EXERCISE INSTRUCTIONS ->
Rewrite the material below with "country-name" substituted for every occurrence of "country-label", leaving everything else unchanged.

Extracted records ->
######
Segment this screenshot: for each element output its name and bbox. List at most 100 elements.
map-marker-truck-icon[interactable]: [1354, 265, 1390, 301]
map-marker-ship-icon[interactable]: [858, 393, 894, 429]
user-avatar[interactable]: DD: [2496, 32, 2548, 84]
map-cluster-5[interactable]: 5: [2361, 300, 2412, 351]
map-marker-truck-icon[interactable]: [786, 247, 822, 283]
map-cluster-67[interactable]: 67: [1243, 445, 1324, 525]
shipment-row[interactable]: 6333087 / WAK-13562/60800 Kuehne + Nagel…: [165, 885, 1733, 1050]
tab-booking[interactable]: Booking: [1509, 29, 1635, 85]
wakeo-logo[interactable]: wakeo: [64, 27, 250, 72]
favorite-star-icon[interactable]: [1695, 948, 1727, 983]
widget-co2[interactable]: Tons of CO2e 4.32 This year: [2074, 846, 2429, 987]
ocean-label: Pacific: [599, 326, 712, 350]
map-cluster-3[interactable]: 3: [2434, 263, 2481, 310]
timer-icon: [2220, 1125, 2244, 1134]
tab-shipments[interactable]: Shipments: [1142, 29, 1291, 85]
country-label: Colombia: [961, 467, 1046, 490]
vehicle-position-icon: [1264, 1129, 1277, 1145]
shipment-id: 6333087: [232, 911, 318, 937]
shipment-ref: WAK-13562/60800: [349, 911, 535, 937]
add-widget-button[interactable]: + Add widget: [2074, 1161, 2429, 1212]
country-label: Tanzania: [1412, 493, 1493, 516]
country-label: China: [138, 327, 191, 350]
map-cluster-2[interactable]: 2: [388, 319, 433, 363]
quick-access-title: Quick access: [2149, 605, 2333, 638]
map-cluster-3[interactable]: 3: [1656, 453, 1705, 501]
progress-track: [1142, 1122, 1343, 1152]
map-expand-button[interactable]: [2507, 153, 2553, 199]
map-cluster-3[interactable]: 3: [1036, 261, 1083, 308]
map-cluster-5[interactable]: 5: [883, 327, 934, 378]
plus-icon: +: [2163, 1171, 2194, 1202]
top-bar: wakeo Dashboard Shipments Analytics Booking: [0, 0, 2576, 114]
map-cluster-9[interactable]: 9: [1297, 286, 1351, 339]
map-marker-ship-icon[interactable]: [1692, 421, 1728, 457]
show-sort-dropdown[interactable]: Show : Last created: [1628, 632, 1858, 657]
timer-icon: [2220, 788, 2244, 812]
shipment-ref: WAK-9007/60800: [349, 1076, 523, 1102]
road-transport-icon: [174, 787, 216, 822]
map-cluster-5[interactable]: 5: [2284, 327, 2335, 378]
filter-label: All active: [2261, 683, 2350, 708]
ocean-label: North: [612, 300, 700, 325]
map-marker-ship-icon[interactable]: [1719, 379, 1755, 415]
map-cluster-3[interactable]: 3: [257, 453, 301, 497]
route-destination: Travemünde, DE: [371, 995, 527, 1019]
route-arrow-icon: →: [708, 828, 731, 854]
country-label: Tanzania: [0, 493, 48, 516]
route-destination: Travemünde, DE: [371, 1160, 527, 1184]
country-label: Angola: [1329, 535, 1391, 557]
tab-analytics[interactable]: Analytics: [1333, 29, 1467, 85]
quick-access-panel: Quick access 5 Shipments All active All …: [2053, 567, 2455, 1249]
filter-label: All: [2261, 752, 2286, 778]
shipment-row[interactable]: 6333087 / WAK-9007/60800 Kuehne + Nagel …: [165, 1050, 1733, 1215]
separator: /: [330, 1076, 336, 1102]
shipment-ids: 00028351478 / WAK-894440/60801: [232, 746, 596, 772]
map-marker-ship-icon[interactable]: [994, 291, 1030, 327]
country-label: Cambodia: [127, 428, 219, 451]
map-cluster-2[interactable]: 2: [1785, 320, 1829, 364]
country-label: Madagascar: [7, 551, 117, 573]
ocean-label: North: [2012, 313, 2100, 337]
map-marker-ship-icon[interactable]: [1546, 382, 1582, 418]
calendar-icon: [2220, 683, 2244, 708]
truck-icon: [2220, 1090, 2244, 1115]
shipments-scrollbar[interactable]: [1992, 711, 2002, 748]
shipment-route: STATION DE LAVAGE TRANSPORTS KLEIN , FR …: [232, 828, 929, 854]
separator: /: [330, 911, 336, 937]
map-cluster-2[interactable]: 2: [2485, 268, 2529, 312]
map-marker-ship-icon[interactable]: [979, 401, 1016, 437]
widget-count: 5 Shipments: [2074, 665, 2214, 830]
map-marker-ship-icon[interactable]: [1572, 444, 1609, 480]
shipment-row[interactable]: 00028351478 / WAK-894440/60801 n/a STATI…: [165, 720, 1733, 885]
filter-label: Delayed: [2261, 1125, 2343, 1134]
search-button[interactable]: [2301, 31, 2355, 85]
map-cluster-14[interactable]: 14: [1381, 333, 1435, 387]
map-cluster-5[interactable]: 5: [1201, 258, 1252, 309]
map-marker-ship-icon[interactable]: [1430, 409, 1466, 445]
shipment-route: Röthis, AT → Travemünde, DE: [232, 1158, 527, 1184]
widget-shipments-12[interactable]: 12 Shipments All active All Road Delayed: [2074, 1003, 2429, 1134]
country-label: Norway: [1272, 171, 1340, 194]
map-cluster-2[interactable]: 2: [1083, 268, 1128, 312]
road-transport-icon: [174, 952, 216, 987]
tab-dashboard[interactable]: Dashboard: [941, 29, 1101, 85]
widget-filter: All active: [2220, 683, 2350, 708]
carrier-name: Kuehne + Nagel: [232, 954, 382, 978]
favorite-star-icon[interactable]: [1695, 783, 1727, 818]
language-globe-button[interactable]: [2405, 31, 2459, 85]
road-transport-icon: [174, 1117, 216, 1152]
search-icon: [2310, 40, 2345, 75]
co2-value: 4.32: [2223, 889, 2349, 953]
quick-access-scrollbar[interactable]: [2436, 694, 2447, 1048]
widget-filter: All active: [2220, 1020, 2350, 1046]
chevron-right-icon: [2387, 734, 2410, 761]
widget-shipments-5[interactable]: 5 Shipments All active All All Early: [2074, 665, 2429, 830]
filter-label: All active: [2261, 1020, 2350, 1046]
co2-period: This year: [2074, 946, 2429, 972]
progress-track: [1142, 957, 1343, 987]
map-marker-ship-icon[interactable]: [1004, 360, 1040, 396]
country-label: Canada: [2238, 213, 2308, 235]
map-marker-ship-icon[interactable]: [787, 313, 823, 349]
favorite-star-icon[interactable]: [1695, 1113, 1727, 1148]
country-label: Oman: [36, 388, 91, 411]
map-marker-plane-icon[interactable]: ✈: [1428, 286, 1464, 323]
######
ANSWER FOR THE TASK ->
Segment this screenshot: for each element output its name and bbox. List at most 100 elements.
map-marker-truck-icon[interactable]: [1354, 265, 1390, 301]
map-marker-ship-icon[interactable]: [858, 393, 894, 429]
user-avatar[interactable]: DD: [2496, 32, 2548, 84]
map-cluster-5[interactable]: 5: [2361, 300, 2412, 351]
map-marker-truck-icon[interactable]: [786, 247, 822, 283]
map-cluster-67[interactable]: 67: [1243, 445, 1324, 525]
shipment-row[interactable]: 6333087 / WAK-13562/60800 Kuehne + Nagel…: [165, 885, 1733, 1050]
tab-booking[interactable]: Booking: [1509, 29, 1635, 85]
wakeo-logo[interactable]: wakeo: [64, 27, 250, 72]
favorite-star-icon[interactable]: [1695, 948, 1727, 983]
widget-co2[interactable]: Tons of CO2e 4.32 This year: [2074, 846, 2429, 987]
ocean-label: Pacific: [599, 326, 712, 350]
map-cluster-3[interactable]: 3: [2434, 263, 2481, 310]
timer-icon: [2220, 1125, 2244, 1134]
tab-shipments[interactable]: Shipments: [1142, 29, 1291, 85]
country-name: Colombia: [961, 467, 1046, 490]
vehicle-position-icon: [1264, 1129, 1277, 1145]
shipment-id: 6333087: [232, 911, 318, 937]
shipment-ref: WAK-13562/60800: [349, 911, 535, 937]
add-widget-button[interactable]: + Add widget: [2074, 1161, 2429, 1212]
country-name: Tanzania: [1412, 493, 1493, 516]
country-name: China: [138, 327, 191, 350]
map-cluster-2[interactable]: 2: [388, 319, 433, 363]
quick-access-title: Quick access: [2149, 605, 2333, 638]
map-cluster-3[interactable]: 3: [1656, 453, 1705, 501]
progress-track: [1142, 1122, 1343, 1152]
map-expand-button[interactable]: [2507, 153, 2553, 199]
map-cluster-3[interactable]: 3: [1036, 261, 1083, 308]
map-cluster-5[interactable]: 5: [883, 327, 934, 378]
plus-icon: +: [2163, 1171, 2194, 1202]
top-bar: wakeo Dashboard Shipments Analytics Booking: [0, 0, 2576, 114]
map-cluster-9[interactable]: 9: [1297, 286, 1351, 339]
map-marker-ship-icon[interactable]: [1692, 421, 1728, 457]
show-sort-dropdown[interactable]: Show : Last created: [1628, 632, 1858, 657]
timer-icon: [2220, 788, 2244, 812]
shipment-ref: WAK-9007/60800: [349, 1076, 523, 1102]
road-transport-icon: [174, 787, 216, 822]
map-cluster-5[interactable]: 5: [2284, 327, 2335, 378]
filter-label: All active: [2261, 683, 2350, 708]
ocean-label: North: [612, 300, 700, 325]
map-marker-ship-icon[interactable]: [1719, 379, 1755, 415]
map-cluster-3[interactable]: 3: [257, 453, 301, 497]
route-destination: Travemünde, DE: [371, 995, 527, 1019]
route-arrow-icon: →: [708, 828, 731, 854]
country-name: Tanzania: [0, 493, 48, 516]
route-destination: Travemünde, DE: [371, 1160, 527, 1184]
country-name: Angola: [1329, 535, 1391, 557]
tab-analytics[interactable]: Analytics: [1333, 29, 1467, 85]
quick-access-panel: Quick access 5 Shipments All active All …: [2053, 567, 2455, 1249]
filter-label: All: [2261, 752, 2286, 778]
shipment-row[interactable]: 6333087 / WAK-9007/60800 Kuehne + Nagel …: [165, 1050, 1733, 1215]
separator: /: [330, 1076, 336, 1102]
shipment-ids: 00028351478 / WAK-894440/60801: [232, 746, 596, 772]
map-marker-ship-icon[interactable]: [994, 291, 1030, 327]
country-name: Cambodia: [127, 428, 219, 451]
map-cluster-2[interactable]: 2: [1785, 320, 1829, 364]
country-name: Madagascar: [7, 551, 117, 573]
ocean-label: North: [2012, 313, 2100, 337]
map-marker-ship-icon[interactable]: [1546, 382, 1582, 418]
calendar-icon: [2220, 683, 2244, 708]
truck-icon: [2220, 1090, 2244, 1115]
shipments-scrollbar[interactable]: [1992, 711, 2002, 748]
shipment-route: STATION DE LAVAGE TRANSPORTS KLEIN , FR …: [232, 828, 929, 854]
separator: /: [330, 911, 336, 937]
map-cluster-2[interactable]: 2: [2485, 268, 2529, 312]
map-marker-ship-icon[interactable]: [979, 401, 1016, 437]
widget-count: 5 Shipments: [2074, 665, 2214, 830]
map-marker-ship-icon[interactable]: [1572, 444, 1609, 480]
shipment-row[interactable]: 00028351478 / WAK-894440/60801 n/a STATI…: [165, 720, 1733, 885]
filter-label: Delayed: [2261, 1125, 2343, 1134]
search-button[interactable]: [2301, 31, 2355, 85]
map-cluster-14[interactable]: 14: [1381, 333, 1435, 387]
map-cluster-5[interactable]: 5: [1201, 258, 1252, 309]
map-marker-ship-icon[interactable]: [1430, 409, 1466, 445]
shipment-route: Röthis, AT → Travemünde, DE: [232, 1158, 527, 1184]
widget-shipments-12[interactable]: 12 Shipments All active All Road Delayed: [2074, 1003, 2429, 1134]
country-name: Norway: [1272, 171, 1340, 194]
map-cluster-2[interactable]: 2: [1083, 268, 1128, 312]
road-transport-icon: [174, 952, 216, 987]
tab-dashboard[interactable]: Dashboard: [941, 29, 1101, 85]
widget-filter: All active: [2220, 683, 2350, 708]
carrier-name: Kuehne + Nagel: [232, 954, 382, 978]
favorite-star-icon[interactable]: [1695, 783, 1727, 818]
language-globe-button[interactable]: [2405, 31, 2459, 85]
road-transport-icon: [174, 1117, 216, 1152]
search-icon: [2310, 40, 2345, 75]
co2-value: 4.32: [2223, 889, 2349, 953]
quick-access-scrollbar[interactable]: [2436, 694, 2447, 1048]
widget-filter: All active: [2220, 1020, 2350, 1046]
chevron-right-icon: [2387, 734, 2410, 761]
widget-shipments-5[interactable]: 5 Shipments All active All All Early: [2074, 665, 2429, 830]
filter-label: All active: [2261, 1020, 2350, 1046]
co2-period: This year: [2074, 946, 2429, 972]
progress-track: [1142, 957, 1343, 987]
map-marker-ship-icon[interactable]: [1004, 360, 1040, 396]
country-name: Canada: [2238, 213, 2308, 235]
map-marker-ship-icon[interactable]: [787, 313, 823, 349]
favorite-star-icon[interactable]: [1695, 1113, 1727, 1148]
country-name: Oman: [36, 388, 91, 411]
map-marker-plane-icon[interactable]: ✈: [1428, 286, 1464, 323]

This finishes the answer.